| Exercise inputs |
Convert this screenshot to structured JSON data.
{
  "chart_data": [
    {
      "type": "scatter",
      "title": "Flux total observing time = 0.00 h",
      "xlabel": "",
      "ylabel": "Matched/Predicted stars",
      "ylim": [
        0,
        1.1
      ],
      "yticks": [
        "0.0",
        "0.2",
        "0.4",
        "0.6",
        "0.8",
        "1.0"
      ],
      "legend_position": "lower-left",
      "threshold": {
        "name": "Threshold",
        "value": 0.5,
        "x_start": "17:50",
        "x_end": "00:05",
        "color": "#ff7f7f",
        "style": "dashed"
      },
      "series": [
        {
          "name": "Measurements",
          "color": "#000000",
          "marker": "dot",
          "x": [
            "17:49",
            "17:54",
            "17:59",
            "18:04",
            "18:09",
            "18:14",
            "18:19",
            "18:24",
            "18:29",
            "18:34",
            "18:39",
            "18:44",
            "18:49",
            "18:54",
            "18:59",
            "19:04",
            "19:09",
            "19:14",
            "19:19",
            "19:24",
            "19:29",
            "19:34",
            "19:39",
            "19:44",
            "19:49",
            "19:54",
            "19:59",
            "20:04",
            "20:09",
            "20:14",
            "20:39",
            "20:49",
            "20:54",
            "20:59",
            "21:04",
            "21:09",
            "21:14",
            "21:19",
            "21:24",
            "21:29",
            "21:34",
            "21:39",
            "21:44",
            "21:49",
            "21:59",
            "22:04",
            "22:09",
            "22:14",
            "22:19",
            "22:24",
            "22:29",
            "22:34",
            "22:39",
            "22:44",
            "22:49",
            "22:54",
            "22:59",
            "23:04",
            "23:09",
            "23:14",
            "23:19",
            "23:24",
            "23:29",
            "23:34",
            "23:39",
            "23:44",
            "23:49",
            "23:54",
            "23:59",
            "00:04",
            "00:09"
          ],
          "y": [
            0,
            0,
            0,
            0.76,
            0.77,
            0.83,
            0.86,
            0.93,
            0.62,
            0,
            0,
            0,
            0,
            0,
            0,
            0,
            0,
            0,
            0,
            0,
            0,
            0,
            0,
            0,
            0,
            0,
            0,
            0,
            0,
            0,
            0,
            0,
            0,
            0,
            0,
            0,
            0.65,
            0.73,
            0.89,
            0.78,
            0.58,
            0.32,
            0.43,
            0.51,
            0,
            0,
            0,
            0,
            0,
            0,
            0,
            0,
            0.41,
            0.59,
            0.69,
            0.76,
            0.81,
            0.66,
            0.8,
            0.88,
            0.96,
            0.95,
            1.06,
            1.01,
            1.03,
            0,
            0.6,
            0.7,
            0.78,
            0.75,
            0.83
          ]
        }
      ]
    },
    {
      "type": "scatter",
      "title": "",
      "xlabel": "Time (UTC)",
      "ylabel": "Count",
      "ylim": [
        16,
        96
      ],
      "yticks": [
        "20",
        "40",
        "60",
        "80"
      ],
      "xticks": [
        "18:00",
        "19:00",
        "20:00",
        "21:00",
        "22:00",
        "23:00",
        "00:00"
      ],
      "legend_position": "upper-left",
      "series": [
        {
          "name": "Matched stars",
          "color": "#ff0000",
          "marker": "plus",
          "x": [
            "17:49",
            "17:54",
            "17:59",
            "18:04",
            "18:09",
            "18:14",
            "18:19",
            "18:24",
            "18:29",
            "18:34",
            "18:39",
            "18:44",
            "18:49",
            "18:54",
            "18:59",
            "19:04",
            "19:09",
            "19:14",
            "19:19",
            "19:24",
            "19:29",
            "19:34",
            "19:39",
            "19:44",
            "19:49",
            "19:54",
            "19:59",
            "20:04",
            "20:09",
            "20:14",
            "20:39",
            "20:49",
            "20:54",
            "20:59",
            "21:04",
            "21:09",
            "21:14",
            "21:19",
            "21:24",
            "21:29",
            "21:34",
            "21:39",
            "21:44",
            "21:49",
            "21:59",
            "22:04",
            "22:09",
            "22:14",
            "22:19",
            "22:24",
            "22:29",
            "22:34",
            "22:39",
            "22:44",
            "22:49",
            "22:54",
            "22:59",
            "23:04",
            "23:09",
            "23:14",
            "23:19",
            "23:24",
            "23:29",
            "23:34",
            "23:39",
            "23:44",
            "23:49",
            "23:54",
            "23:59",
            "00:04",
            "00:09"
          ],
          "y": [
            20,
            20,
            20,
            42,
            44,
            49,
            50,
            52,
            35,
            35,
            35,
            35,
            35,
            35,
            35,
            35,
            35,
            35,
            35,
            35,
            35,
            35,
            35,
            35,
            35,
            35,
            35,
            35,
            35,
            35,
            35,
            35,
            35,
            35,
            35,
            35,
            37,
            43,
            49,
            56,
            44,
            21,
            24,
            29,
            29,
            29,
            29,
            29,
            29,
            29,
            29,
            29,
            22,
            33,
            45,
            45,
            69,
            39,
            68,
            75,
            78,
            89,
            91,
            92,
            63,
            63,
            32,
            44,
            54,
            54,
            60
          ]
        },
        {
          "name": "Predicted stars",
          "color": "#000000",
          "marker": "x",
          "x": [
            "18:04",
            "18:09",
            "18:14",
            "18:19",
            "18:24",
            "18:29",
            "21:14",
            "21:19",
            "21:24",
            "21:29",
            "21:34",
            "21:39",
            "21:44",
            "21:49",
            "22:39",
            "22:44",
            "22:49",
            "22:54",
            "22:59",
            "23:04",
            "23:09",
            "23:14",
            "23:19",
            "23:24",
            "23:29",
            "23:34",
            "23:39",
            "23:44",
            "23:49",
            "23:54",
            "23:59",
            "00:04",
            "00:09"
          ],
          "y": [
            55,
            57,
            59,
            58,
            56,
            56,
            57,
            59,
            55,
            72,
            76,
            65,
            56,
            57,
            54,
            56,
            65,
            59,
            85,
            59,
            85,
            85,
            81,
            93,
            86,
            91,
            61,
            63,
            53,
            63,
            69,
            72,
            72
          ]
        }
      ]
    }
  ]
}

| What is being asked |
Give the number of lines where the string "Predicted" occurs, without any further text.

| Output for this exercise |
2